• Written instruction:
Make an exact copy of all the entries, but do not reproduce the pictures.

• Dataset extract:
———

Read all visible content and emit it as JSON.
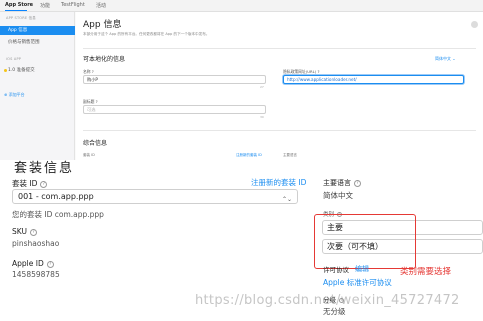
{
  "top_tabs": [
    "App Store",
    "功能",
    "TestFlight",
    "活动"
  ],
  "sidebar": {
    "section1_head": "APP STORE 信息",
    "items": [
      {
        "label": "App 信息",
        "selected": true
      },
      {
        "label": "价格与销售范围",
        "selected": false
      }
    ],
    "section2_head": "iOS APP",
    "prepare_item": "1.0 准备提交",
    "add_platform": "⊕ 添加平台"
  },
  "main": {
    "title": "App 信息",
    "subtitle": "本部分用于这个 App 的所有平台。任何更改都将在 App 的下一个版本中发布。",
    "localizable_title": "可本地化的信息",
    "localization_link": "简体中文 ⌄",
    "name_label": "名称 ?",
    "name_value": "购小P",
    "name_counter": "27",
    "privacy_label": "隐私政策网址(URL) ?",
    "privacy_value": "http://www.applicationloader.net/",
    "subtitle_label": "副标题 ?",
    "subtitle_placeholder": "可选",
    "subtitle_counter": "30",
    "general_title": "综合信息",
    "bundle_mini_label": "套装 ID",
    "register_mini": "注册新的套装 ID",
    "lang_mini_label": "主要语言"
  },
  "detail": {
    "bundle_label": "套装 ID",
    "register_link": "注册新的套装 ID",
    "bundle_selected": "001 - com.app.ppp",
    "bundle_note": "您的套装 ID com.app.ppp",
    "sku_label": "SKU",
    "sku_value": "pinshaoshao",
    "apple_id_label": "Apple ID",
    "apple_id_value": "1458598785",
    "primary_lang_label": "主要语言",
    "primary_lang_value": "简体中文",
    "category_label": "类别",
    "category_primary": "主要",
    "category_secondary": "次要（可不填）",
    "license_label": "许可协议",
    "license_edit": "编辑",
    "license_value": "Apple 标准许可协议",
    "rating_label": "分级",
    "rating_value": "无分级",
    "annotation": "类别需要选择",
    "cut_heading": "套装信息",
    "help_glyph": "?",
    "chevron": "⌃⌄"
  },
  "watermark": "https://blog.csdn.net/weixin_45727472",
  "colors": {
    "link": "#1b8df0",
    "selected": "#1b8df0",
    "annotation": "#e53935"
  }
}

———

• Task output:
Read all visible content and emit it as JSON.
{
  "top_tabs": [
    "App Store",
    "功能",
    "TestFlight",
    "活动"
  ],
  "sidebar": {
    "section1_head": "APP STORE 信息",
    "items": [
      {
        "label": "App 信息",
        "selected": true
      },
      {
        "label": "价格与销售范围",
        "selected": false
      }
    ],
    "section2_head": "iOS APP",
    "prepare_item": "1.0 准备提交",
    "add_platform": "⊕ 添加平台"
  },
  "main": {
    "title": "App 信息",
    "subtitle": "本部分用于这个 App 的所有平台。任何更改都将在 App 的下一个版本中发布。",
    "localizable_title": "可本地化的信息",
    "localization_link": "简体中文 ⌄",
    "name_label": "名称 ?",
    "name_value": "购小P",
    "name_counter": "27",
    "privacy_label": "隐私政策网址(URL) ?",
    "privacy_value": "http://www.applicationloader.net/",
    "subtitle_label": "副标题 ?",
    "subtitle_placeholder": "可选",
    "subtitle_counter": "30",
    "general_title": "综合信息",
    "bundle_mini_label": "套装 ID",
    "register_mini": "注册新的套装 ID",
    "lang_mini_label": "主要语言"
  },
  "detail": {
    "bundle_label": "套装 ID",
    "register_link": "注册新的套装 ID",
    "bundle_selected": "001 - com.app.ppp",
    "bundle_note": "您的套装 ID com.app.ppp",
    "sku_label": "SKU",
    "sku_value": "pinshaoshao",
    "apple_id_label": "Apple ID",
    "apple_id_value": "1458598785",
    "primary_lang_label": "主要语言",
    "primary_lang_value": "简体中文",
    "category_label": "类别",
    "category_primary": "主要",
    "category_secondary": "次要（可不填）",
    "license_label": "许可协议",
    "license_edit": "编辑",
    "license_value": "Apple 标准许可协议",
    "rating_label": "分级",
    "rating_value": "无分级",
    "annotation": "类别需要选择",
    "cut_heading": "套装信息",
    "help_glyph": "?",
    "chevron": "⌃⌄"
  },
  "watermark": "https://blog.csdn.net/weixin_45727472",
  "colors": {
    "link": "#1b8df0",
    "selected": "#1b8df0",
    "annotation": "#e53935"
  }
}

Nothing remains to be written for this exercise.